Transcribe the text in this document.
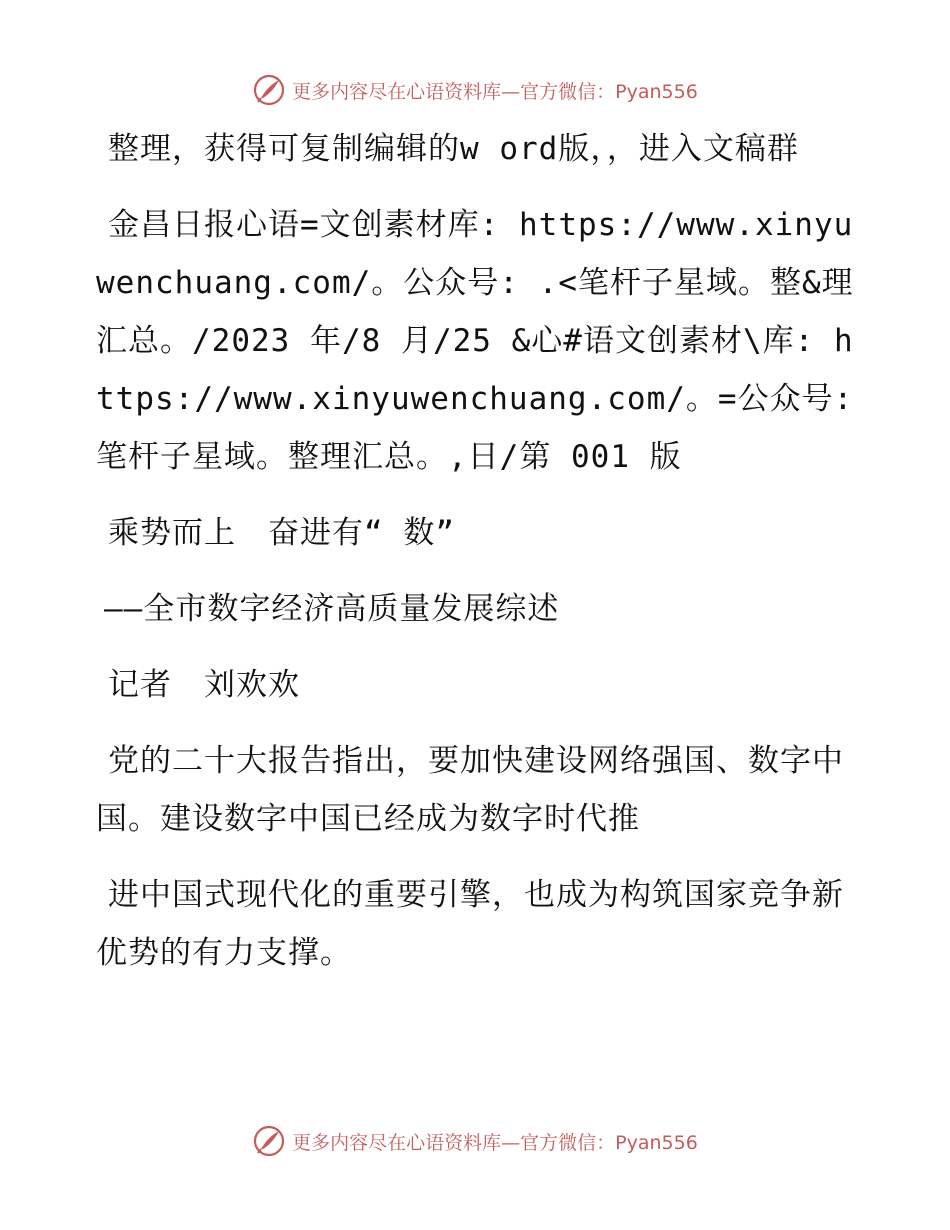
更多内容尽在心语资料库—官方微信：Pyan556

整理，获得可复制编辑的w ord版，，进入文稿群

金昌日报心语=文创素材库: https://www.xinyuwenchuang.com/。公众号: .<笔杆子星域。整&理汇总。/2023 年/8 月/25 &心#语文创素材\库: https://www.xinyuwenchuang.com/。=公众号: 笔杆子星域。整理汇总。,日/第 001 版

乘势而上　奋进有“ 数”

——全市数字经济高质量发展综述

记者　刘欢欢

党的二十大报告指出，要加快建设网络强国、数字中国。建设数字中国已经成为数字时代推

进中国式现代化的重要引擎，也成为构筑国家竞争新优势的有力支撑。

更多内容尽在心语资料库—官方微信：Pyan556
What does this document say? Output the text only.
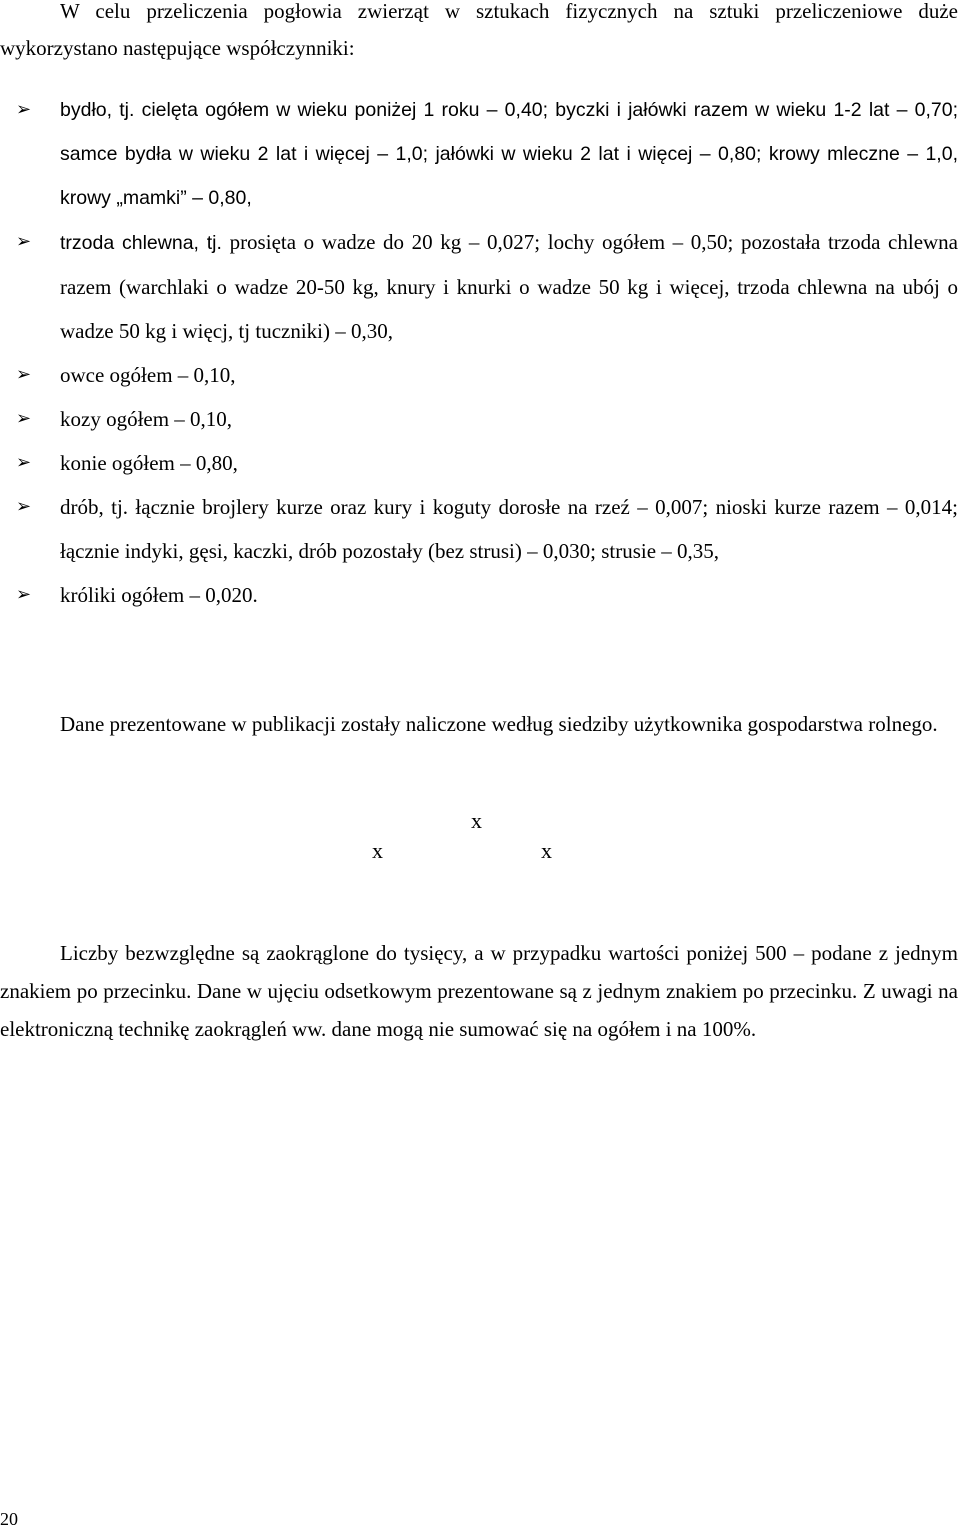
W celu przeliczenia pogłowia zwierząt w sztukach fizycznych na sztuki przeliczeniowe duże wykorzystano następujące współczynniki:

➢	bydło, tj. cielęta ogółem w wieku poniżej 1 roku – 0,40; byczki i jałówki razem w wieku 1-2 lat – 0,70; samce bydła w wieku 2 lat i więcej – 1,0; jałówki w wieku 2 lat i więcej – 0,80; krowy mleczne – 1,0, krowy „mamki” – 0,80,
➢	trzoda chlewna, tj. prosięta o wadze do 20 kg – 0,027; lochy ogółem – 0,50; pozostała trzoda chlewna razem (warchlaki o wadze 20-50 kg, knury i knurki o wadze 50 kg i więcej, trzoda chlewna na ubój o wadze 50 kg i więcj, tj tuczniki) – 0,30,
➢	owce ogółem – 0,10,
➢	kozy ogółem – 0,10,
➢	konie ogółem – 0,80,
➢	drób, tj. łącznie brojlery kurze oraz kury i koguty dorosłe na rzeź – 0,007; nioski kurze razem – 0,014; łącznie indyki, gęsi, kaczki, drób pozostały (bez strusi) – 0,030; strusie – 0,35,
➢	króliki ogółem – 0,020.

Dane prezentowane w publikacji zostały naliczone według siedziby użytkownika gospodarstwa rolnego.

x
x
x

Liczby bezwzględne są zaokrąglone do tysięcy, a w przypadku wartości poniżej 500 – podane z jednym znakiem po przecinku. Dane w ujęciu odsetkowym prezentowane są z jednym znakiem po przecinku. Z uwagi na elektroniczną technikę zaokrągleń ww. dane mogą nie sumować się na ogółem i na 100%.

20
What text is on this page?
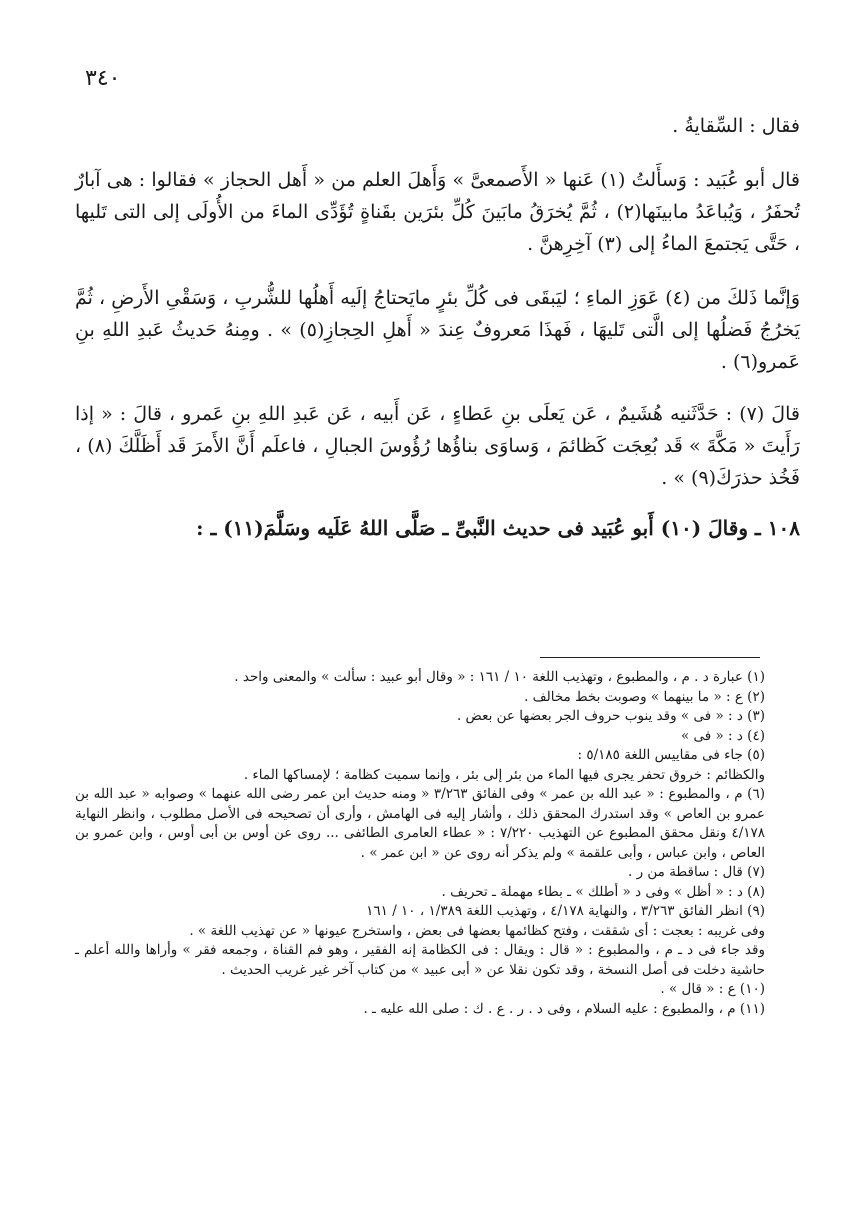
٣٤٠

فقال : السِّقايةُ .

قال أبو عُبَيد : وَسأَلتُ (١) عَنها « الأَصمعىَّ » وَأَهلَ العلم من « أَهل الحجاز » فقالوا : هى آبارٌ تُحفَرُ ، وَيُباعَدُ مابينَها(٢) ، ثُمَّ يُخرَقُ مابَينَ كُلِّ بئرَين بقَناةٍ تُؤَدِّى الماءَ من الأُولَى إلى التى تَليها ، حَتَّى يَجتمعَ الماءُ إلى (٣) آخِرِهنَّ .

وَإنَّما ذَلكَ من (٤) عَوَزِ الماءِ ؛ ليَبقَى فى كُلِّ بئرٍ مايَحتاجُ إلَيه أَهلُها للشُّربِ ، وَسَقْىِ الأَرضِ ، ثُمَّ يَخرُجُ فَضلُها إلى الَّتى تَليهَا ، فَهذَا مَعروفٌ عِندَ « أَهلِ الحِجازِ(٥) » . ومِنهُ حَديثُ عَبدِ اللهِ بنِ عَمرو(٦) .

قالَ (٧) : حَدَّثَنيه هُشَيمٌ ، عَن يَعلَى بنِ عَطاءٍ ، عَن أَبيه ، عَن عَبدِ اللهِ بنِ عَمرو ، قالَ : « إذا رَأَيتَ « مَكَّةَ » قَد بُعِجَت كَظائمَ ، وَساوَى بناؤُها رُؤُوسَ الجبالِ ، فاعلَم أَنَّ الأَمرَ قَد أَظَلَّكَ (٨) ، فَخُذ حذرَكَ(٩) » .

١٠٨ ـ وقالَ (١٠) أَبو عُبَيد فى حديث النَّبىِّ ـ صَلَّى اللهُ عَلَيه وسَلَّمَ(١١) ـ :

(١) عبارة د . م ، والمطبوع ، وتهذيب اللغة ١٠ / ١٦١ : « وقال أبو عبيد : سألت » والمعنى واحد .

(٢) ع : « ما بينهما » وصوبت بخط مخالف .

(٣) د : « فى » وقد ينوب حروف الجر بعضها عن بعض .

(٤) د : « فى »

(٥) جاء فى مقاييس اللغة ٥/١٨٥ :

والكظائم : خروق تحفر يجرى فيها الماء من بئر إلى بئر ، وإنما سميت كظامة ؛ لإمساكها الماء .

(٦) م ، والمطبوع : « عبد الله بن عمر » وفى الفائق ٣/٢٦٣ « ومنه حديث ابن عمر رضى الله عنهما » وصوابه « عبد الله بن عمرو بن العاص » وقد استدرك المحقق ذلك ، وأشار إليه فى الهامش ، وأرى أن تصحيحه فى الأصل مطلوب ، وانظر النهاية ٤/١٧٨ ونقل محقق المطبوع عن التهذيب ٧/٢٢٠ : « عطاء العامرى الطائفى ... روى عن أوس بن أبى أوس ، وابن عمرو بن العاص ، وابن عباس ، وأبى علقمة » ولم يذكر أنه روى عن « ابن عمر » .

(٧) قال : ساقطة من ر .

(٨) د : « أظل » وفى د « أطلك » ـ بطاء مهملة ـ تحريف .

(٩) انظر الفائق ٣/٢٦٣ ، والنهاية ٤/١٧٨ ، وتهذيب اللغة ١/٣٨٩ ، ١٠ / ١٦١

وفى غريبه : بعجت : أى شققت ، وفتح كظائمها بعضها فى بعض ، واستخرج عيونها « عن تهذيب اللغة » .

وقد جاء فى د ـ م ، والمطبوع : « قال : ويقال : فى الكظامة إنه الفقير ، وهو فم القناة ، وجمعه فقر » وأراها والله أعلم ـ حاشية دخلت فى أصل النسخة ، وقد تكون نقلا عن « أبى عبيد » من كتاب آخر غير غريب الحديث .

(١٠) ع : « قال » .

(١١) م ، والمطبوع : عليه السلام ، وفى د . ر . ع . ك : صلى الله عليه ـ .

──────────────────────────────

• [EXERCISE BRIEF]: In your copy, leave out the pictures and reproduce the material above exactly.

• [TASK OUTPUT]:
Transcribe the text in this document.
更多内容尽在心语资料库—官方微信：Pyan556

整理，获得可复制编辑的w ord版，，进入文稿群

金昌日报心语=文创素材库: https://www.xinyuwenchuang.com/。公众号: .<笔杆子星域。整&理汇总。/2023 年/8 月/25 &心#语文创素材\库: https://www.xinyuwenchuang.com/。=公众号: 笔杆子星域。整理汇总。,日/第 001 版

乘势而上　奋进有“ 数”

——全市数字经济高质量发展综述

记者　刘欢欢

党的二十大报告指出，要加快建设网络强国、数字中国。建设数字中国已经成为数字时代推

进中国式现代化的重要引擎，也成为构筑国家竞争新优势的有力支撑。

更多内容尽在心语资料库—官方微信：Pyan556
What does this document say? Output the text only.
W celu przeliczenia pogłowia zwierząt w sztukach fizycznych na sztuki przeliczeniowe duże wykorzystano następujące współczynniki:

➢	bydło, tj. cielęta ogółem w wieku poniżej 1 roku – 0,40; byczki i jałówki razem w wieku 1-2 lat – 0,70; samce bydła w wieku 2 lat i więcej – 1,0; jałówki w wieku 2 lat i więcej – 0,80; krowy mleczne – 1,0, krowy „mamki” – 0,80,
➢	trzoda chlewna, tj. prosięta o wadze do 20 kg – 0,027; lochy ogółem – 0,50; pozostała trzoda chlewna razem (warchlaki o wadze 20-50 kg, knury i knurki o wadze 50 kg i więcej, trzoda chlewna na ubój o wadze 50 kg i więcj, tj tuczniki) – 0,30,
➢	owce ogółem – 0,10,
➢	kozy ogółem – 0,10,
➢	konie ogółem – 0,80,
➢	drób, tj. łącznie brojlery kurze oraz kury i koguty dorosłe na rzeź – 0,007; nioski kurze razem – 0,014; łącznie indyki, gęsi, kaczki, drób pozostały (bez strusi) – 0,030; strusie – 0,35,
➢	króliki ogółem – 0,020.

Dane prezentowane w publikacji zostały naliczone według siedziby użytkownika gospodarstwa rolnego.

x
x
x

Liczby bezwzględne są zaokrąglone do tysięcy, a w przypadku wartości poniżej 500 – podane z jednym znakiem po przecinku. Dane w ujęciu odsetkowym prezentowane są z jednym znakiem po przecinku. Z uwagi na elektroniczną technikę zaokrągleń ww. dane mogą nie sumować się na ogółem i na 100%.

20
What text is on this page?
٣٤٠

فقال : السِّقايةُ .

قال أبو عُبَيد : وَسأَلتُ (١) عَنها « الأَصمعىَّ » وَأَهلَ العلم من « أَهل الحجاز » فقالوا : هى آبارٌ تُحفَرُ ، وَيُباعَدُ مابينَها(٢) ، ثُمَّ يُخرَقُ مابَينَ كُلِّ بئرَين بقَناةٍ تُؤَدِّى الماءَ من الأُولَى إلى التى تَليها ، حَتَّى يَجتمعَ الماءُ إلى (٣) آخِرِهنَّ .

وَإنَّما ذَلكَ من (٤) عَوَزِ الماءِ ؛ ليَبقَى فى كُلِّ بئرٍ مايَحتاجُ إلَيه أَهلُها للشُّربِ ، وَسَقْىِ الأَرضِ ، ثُمَّ يَخرُجُ فَضلُها إلى الَّتى تَليهَا ، فَهذَا مَعروفٌ عِندَ « أَهلِ الحِجازِ(٥) » . ومِنهُ حَديثُ عَبدِ اللهِ بنِ عَمرو(٦) .

قالَ (٧) : حَدَّثَنيه هُشَيمٌ ، عَن يَعلَى بنِ عَطاءٍ ، عَن أَبيه ، عَن عَبدِ اللهِ بنِ عَمرو ، قالَ : « إذا رَأَيتَ « مَكَّةَ » قَد بُعِجَت كَظائمَ ، وَساوَى بناؤُها رُؤُوسَ الجبالِ ، فاعلَم أَنَّ الأَمرَ قَد أَظَلَّكَ (٨) ، فَخُذ حذرَكَ(٩) » .

١٠٨ ـ وقالَ (١٠) أَبو عُبَيد فى حديث النَّبىِّ ـ صَلَّى اللهُ عَلَيه وسَلَّمَ(١١) ـ :

(١) عبارة د . م ، والمطبوع ، وتهذيب اللغة ١٠ / ١٦١ : « وقال أبو عبيد : سألت » والمعنى واحد .

(٢) ع : « ما بينهما » وصوبت بخط مخالف .

(٣) د : « فى » وقد ينوب حروف الجر بعضها عن بعض .

(٤) د : « فى »

(٥) جاء فى مقاييس اللغة ٥/١٨٥ :

والكظائم : خروق تحفر يجرى فيها الماء من بئر إلى بئر ، وإنما سميت كظامة ؛ لإمساكها الماء .

(٦) م ، والمطبوع : « عبد الله بن عمر » وفى الفائق ٣/٢٦٣ « ومنه حديث ابن عمر رضى الله عنهما » وصوابه « عبد الله بن عمرو بن العاص » وقد استدرك المحقق ذلك ، وأشار إليه فى الهامش ، وأرى أن تصحيحه فى الأصل مطلوب ، وانظر النهاية ٤/١٧٨ ونقل محقق المطبوع عن التهذيب ٧/٢٢٠ : « عطاء العامرى الطائفى ... روى عن أوس بن أبى أوس ، وابن عمرو بن العاص ، وابن عباس ، وأبى علقمة » ولم يذكر أنه روى عن « ابن عمر » .

(٧) قال : ساقطة من ر .

(٨) د : « أظل » وفى د « أطلك » ـ بطاء مهملة ـ تحريف .

(٩) انظر الفائق ٣/٢٦٣ ، والنهاية ٤/١٧٨ ، وتهذيب اللغة ١/٣٨٩ ، ١٠ / ١٦١

وفى غريبه : بعجت : أى شققت ، وفتح كظائمها بعضها فى بعض ، واستخرج عيونها « عن تهذيب اللغة » .

وقد جاء فى د ـ م ، والمطبوع : « قال : ويقال : فى الكظامة إنه الفقير ، وهو فم القناة ، وجمعه فقر » وأراها والله أعلم ـ حاشية دخلت فى أصل النسخة ، وقد تكون نقلا عن « أبى عبيد » من كتاب آخر غير غريب الحديث .

(١٠) ع : « قال » .

(١١) م ، والمطبوع : عليه السلام ، وفى د . ر . ع . ك : صلى الله عليه ـ .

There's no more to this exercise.